▸ **Required task**
State how many lines of the entries hold the string "JSON". Reply with the number alone.

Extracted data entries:
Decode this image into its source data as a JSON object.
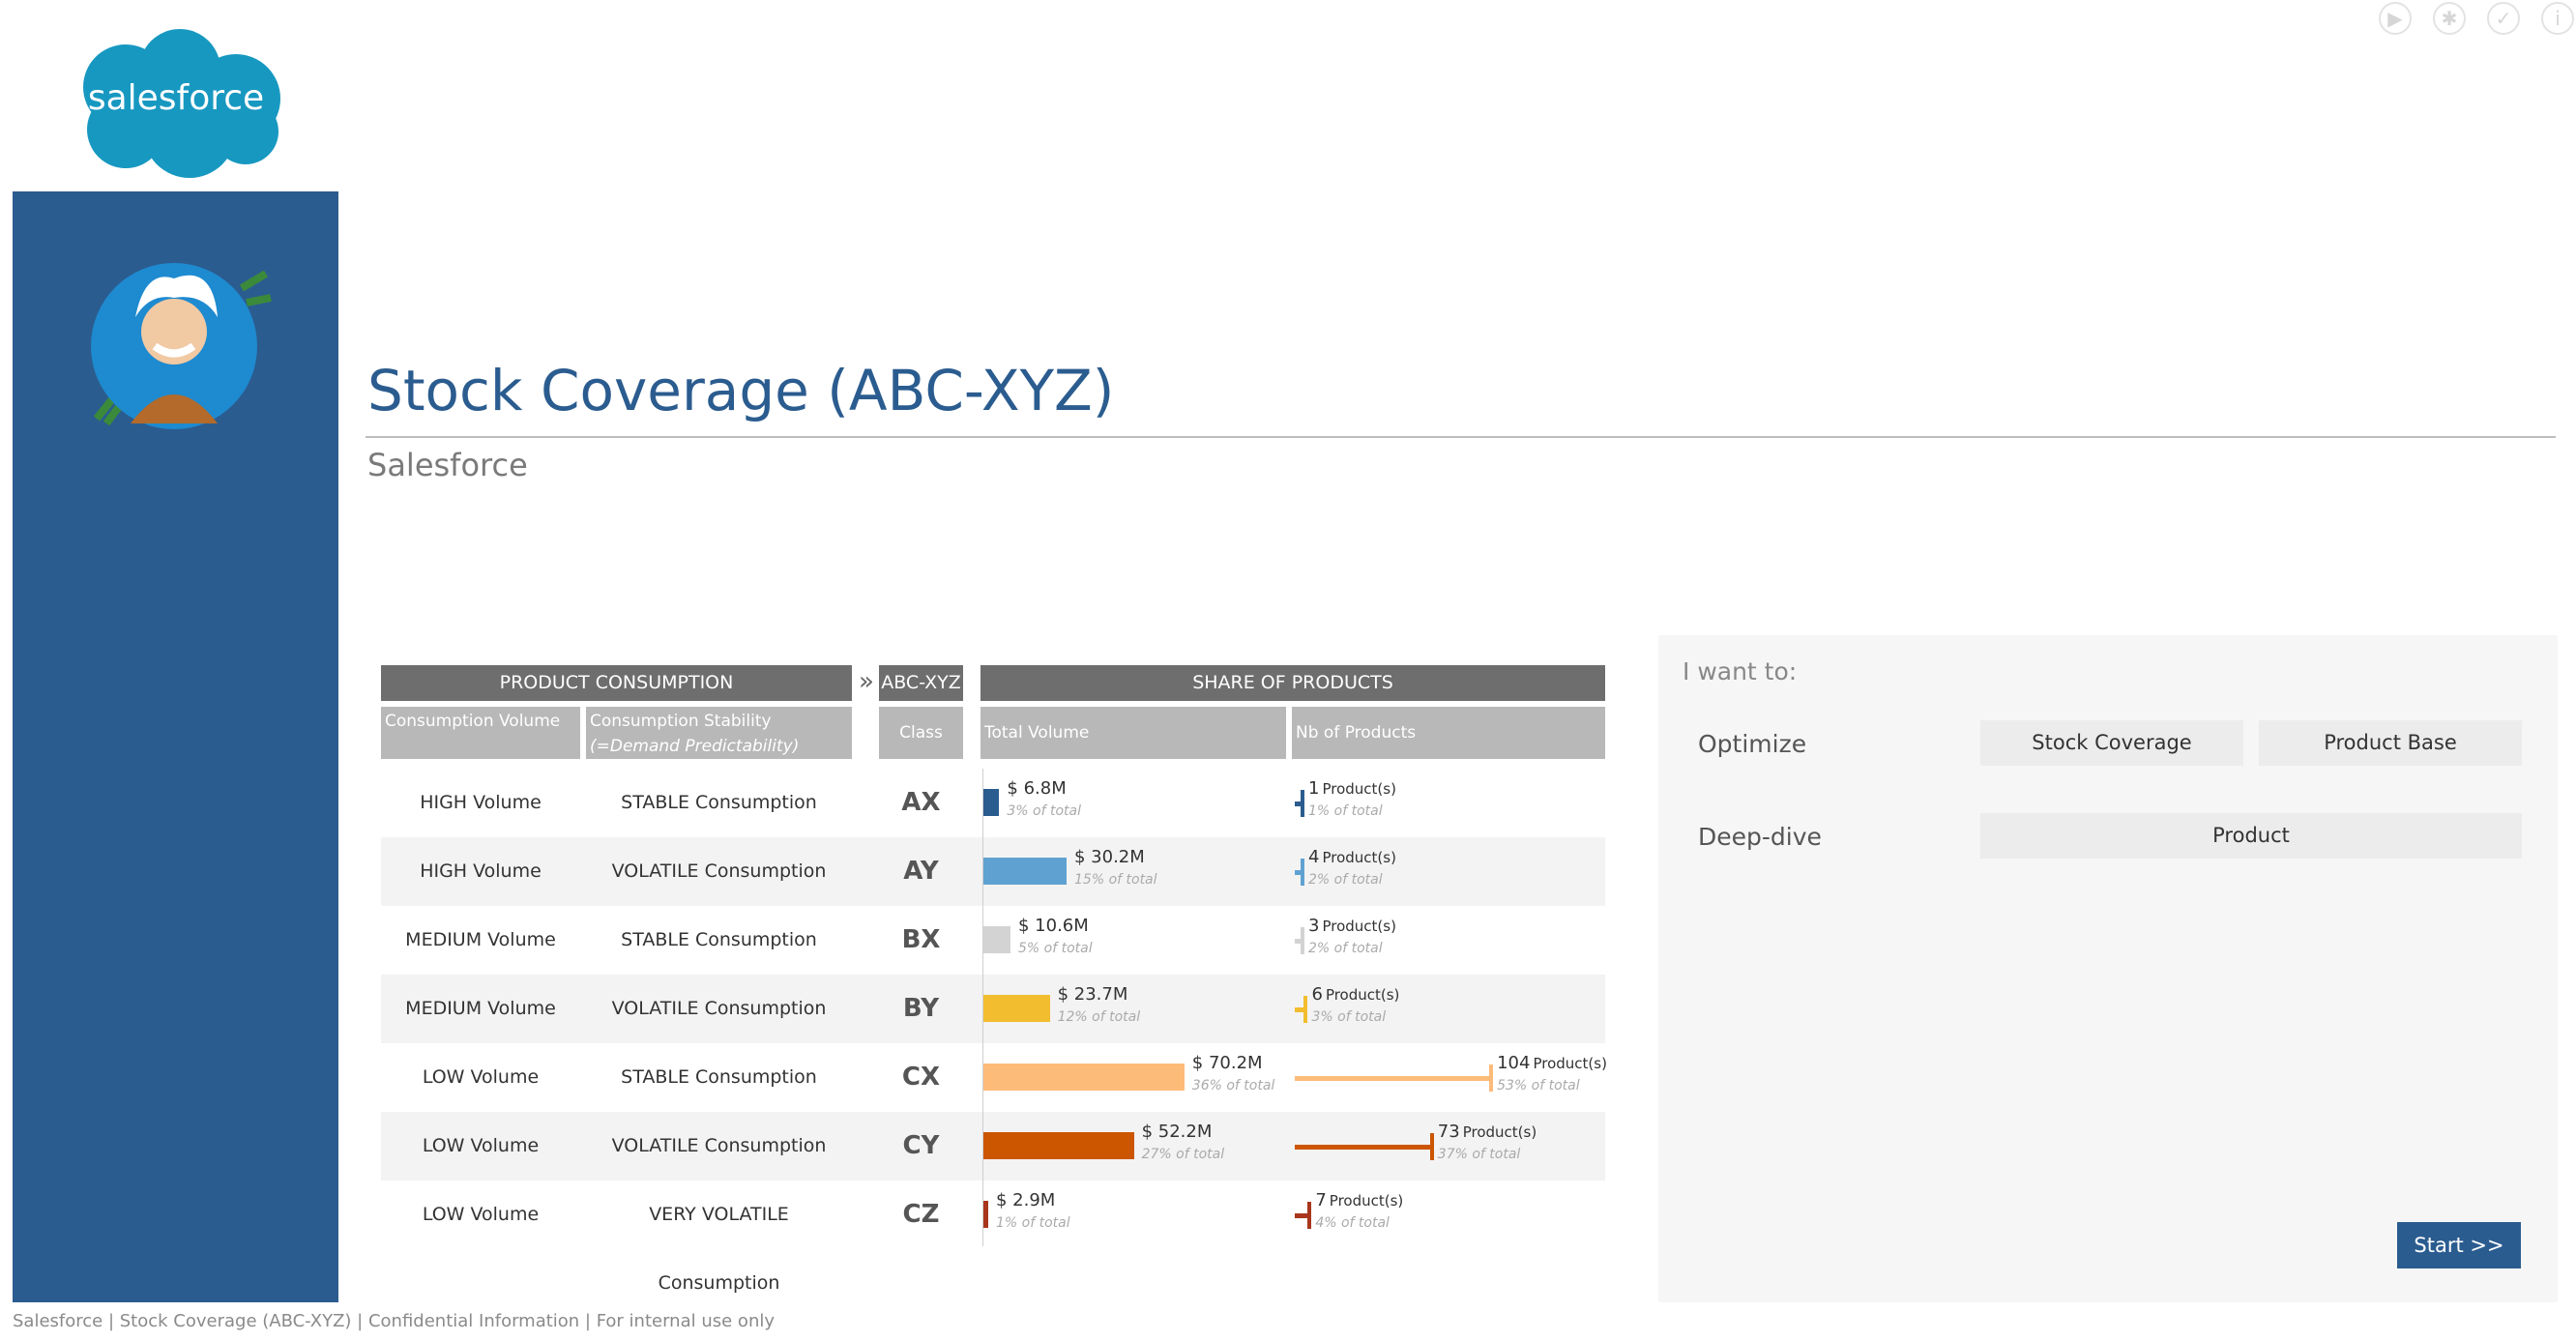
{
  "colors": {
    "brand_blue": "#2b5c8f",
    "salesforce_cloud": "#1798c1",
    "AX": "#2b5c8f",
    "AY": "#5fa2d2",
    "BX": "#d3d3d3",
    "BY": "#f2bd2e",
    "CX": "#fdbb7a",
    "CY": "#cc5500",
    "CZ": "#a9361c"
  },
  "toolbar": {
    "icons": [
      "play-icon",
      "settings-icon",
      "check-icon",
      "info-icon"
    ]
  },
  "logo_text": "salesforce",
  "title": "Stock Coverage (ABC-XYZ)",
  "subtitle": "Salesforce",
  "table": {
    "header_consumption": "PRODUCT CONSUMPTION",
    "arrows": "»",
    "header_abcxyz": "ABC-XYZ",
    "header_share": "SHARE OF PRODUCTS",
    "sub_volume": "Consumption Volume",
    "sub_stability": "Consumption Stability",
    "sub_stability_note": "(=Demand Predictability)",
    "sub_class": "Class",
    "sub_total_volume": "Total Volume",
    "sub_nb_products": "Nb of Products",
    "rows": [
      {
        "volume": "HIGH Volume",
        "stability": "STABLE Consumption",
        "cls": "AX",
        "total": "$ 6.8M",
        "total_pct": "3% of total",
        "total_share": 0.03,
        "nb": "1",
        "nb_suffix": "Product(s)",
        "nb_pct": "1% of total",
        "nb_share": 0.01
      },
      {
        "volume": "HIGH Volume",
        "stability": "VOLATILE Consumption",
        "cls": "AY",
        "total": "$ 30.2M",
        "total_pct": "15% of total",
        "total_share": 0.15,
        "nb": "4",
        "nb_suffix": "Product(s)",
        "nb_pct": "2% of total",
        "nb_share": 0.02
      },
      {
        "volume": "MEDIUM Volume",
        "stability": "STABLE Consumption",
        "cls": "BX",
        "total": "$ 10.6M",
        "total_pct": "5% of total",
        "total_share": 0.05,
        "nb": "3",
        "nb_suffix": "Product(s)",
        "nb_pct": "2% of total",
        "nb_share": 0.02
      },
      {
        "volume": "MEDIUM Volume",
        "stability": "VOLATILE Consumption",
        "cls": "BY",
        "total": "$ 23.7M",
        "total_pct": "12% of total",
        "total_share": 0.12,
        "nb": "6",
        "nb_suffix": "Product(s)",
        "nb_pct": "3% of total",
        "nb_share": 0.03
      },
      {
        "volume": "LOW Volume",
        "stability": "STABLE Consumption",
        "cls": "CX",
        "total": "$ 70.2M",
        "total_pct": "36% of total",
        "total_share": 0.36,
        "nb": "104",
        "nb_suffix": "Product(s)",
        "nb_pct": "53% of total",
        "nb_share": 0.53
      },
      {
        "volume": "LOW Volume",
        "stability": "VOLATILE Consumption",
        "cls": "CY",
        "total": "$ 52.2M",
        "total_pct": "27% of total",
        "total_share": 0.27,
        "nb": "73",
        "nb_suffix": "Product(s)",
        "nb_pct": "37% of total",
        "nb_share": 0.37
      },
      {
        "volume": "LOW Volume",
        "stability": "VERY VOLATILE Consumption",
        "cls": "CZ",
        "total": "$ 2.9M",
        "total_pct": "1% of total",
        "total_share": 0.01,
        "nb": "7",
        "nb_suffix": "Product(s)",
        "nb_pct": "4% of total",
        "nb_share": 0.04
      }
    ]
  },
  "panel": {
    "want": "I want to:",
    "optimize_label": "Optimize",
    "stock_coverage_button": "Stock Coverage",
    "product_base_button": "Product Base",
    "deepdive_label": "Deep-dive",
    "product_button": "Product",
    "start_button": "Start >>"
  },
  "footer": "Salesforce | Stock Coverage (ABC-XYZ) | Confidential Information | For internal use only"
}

...

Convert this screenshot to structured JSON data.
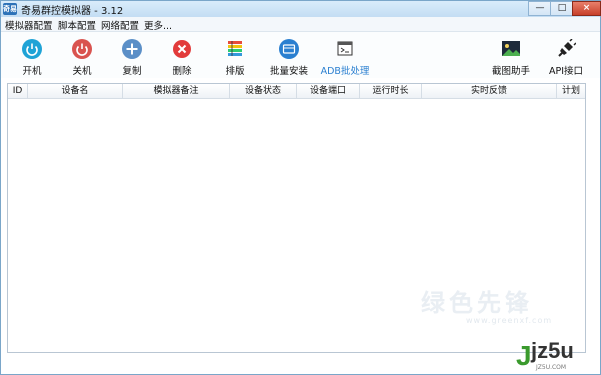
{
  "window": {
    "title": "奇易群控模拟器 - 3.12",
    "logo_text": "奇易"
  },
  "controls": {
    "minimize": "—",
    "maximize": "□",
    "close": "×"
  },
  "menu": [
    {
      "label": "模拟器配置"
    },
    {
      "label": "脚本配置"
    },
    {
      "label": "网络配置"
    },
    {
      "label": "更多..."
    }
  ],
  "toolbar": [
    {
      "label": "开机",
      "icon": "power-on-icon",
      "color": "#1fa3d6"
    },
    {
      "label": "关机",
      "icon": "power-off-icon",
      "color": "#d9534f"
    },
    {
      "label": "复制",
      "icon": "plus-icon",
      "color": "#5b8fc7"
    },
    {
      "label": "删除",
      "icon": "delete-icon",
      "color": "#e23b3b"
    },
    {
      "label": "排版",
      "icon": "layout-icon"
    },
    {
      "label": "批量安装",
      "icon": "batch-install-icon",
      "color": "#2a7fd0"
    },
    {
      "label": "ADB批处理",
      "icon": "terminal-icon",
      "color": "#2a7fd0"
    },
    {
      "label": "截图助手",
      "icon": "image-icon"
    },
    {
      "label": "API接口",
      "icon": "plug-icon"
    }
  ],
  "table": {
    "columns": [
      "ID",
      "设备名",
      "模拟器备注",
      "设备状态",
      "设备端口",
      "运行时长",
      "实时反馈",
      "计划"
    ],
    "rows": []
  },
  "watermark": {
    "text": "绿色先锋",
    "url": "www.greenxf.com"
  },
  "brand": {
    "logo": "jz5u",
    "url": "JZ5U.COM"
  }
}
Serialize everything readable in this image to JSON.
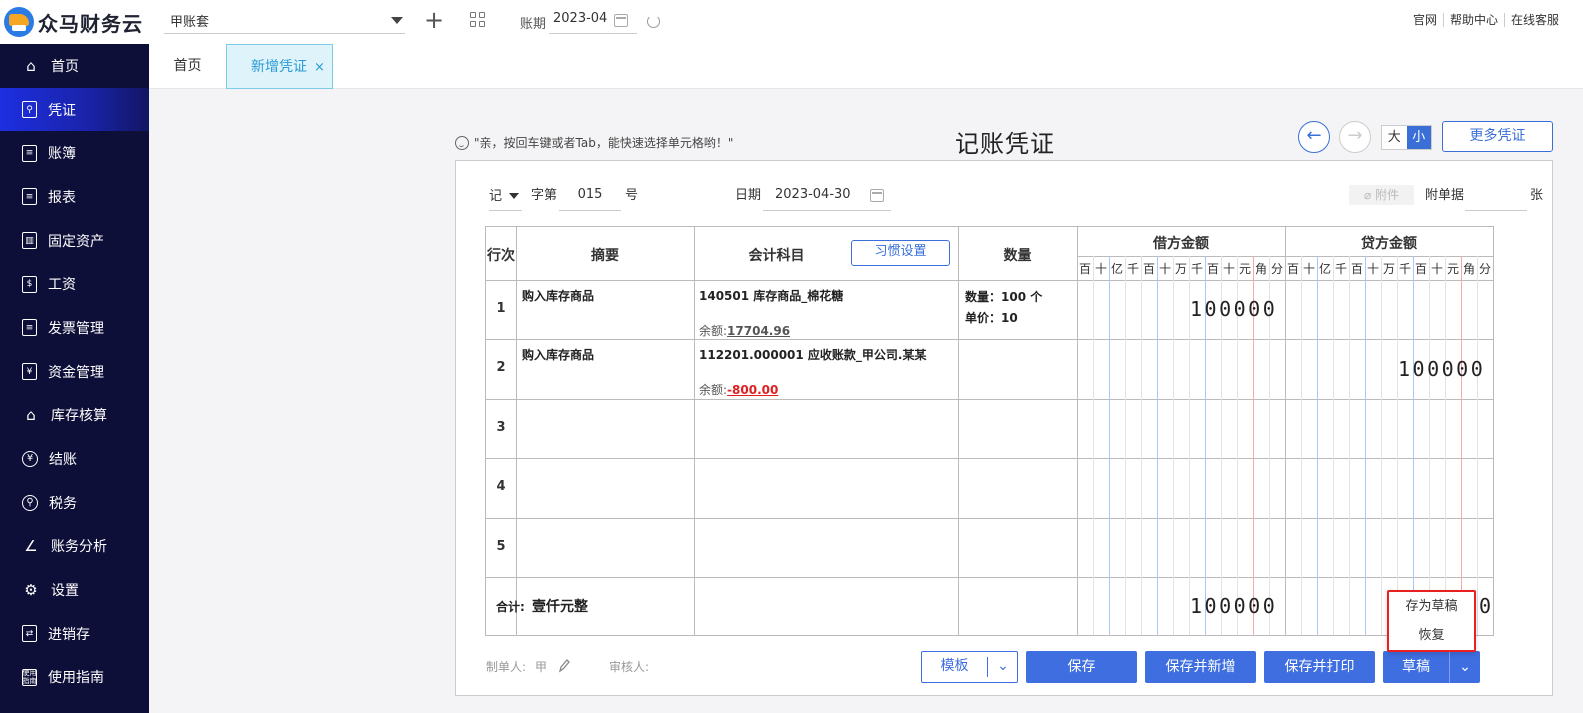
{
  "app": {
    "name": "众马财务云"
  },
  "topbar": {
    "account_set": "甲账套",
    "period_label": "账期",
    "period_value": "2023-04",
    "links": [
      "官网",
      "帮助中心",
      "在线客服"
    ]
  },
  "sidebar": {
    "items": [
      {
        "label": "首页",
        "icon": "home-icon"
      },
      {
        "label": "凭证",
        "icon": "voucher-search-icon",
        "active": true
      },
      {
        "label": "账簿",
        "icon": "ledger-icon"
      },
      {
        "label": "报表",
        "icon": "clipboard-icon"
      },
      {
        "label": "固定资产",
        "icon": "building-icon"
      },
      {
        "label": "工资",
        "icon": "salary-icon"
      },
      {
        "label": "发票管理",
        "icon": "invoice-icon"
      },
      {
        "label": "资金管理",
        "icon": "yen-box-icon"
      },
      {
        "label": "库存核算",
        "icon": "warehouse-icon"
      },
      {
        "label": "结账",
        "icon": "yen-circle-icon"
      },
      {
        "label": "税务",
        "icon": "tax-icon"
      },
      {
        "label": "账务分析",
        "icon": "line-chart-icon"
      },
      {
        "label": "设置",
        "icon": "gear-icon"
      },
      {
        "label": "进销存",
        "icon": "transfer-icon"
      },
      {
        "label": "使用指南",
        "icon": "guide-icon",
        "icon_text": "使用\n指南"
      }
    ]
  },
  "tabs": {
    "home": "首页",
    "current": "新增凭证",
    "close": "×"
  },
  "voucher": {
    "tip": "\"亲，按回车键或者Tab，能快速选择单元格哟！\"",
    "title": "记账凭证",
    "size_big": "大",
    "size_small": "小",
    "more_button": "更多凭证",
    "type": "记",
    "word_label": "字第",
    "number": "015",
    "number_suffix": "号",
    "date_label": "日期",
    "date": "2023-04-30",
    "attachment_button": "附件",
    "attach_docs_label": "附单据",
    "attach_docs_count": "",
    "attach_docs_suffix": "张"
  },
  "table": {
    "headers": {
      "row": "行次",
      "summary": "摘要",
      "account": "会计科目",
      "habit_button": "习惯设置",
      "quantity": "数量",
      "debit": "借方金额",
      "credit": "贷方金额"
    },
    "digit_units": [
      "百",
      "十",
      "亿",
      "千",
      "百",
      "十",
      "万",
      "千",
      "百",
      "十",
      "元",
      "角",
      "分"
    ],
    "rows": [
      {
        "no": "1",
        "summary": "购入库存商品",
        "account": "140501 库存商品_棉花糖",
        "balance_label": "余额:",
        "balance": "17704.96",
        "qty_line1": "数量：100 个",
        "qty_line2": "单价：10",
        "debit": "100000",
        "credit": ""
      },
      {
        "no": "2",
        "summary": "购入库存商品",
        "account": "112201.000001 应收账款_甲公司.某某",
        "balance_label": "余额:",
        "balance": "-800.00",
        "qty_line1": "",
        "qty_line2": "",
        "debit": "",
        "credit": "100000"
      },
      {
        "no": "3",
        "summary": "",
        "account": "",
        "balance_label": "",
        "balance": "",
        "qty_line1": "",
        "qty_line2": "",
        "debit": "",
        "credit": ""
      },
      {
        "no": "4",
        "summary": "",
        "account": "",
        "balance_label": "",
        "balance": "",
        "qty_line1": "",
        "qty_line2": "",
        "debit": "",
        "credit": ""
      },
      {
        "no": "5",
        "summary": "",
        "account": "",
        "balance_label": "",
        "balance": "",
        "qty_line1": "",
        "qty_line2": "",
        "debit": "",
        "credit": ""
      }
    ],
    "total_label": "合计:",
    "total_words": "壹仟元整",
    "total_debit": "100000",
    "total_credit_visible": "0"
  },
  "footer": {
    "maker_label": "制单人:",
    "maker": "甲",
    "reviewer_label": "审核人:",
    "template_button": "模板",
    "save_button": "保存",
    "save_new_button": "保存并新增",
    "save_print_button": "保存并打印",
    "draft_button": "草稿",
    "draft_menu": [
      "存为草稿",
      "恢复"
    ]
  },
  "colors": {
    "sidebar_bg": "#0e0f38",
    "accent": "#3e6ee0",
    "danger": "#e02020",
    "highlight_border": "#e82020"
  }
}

▸ **Answer to the exercise**
3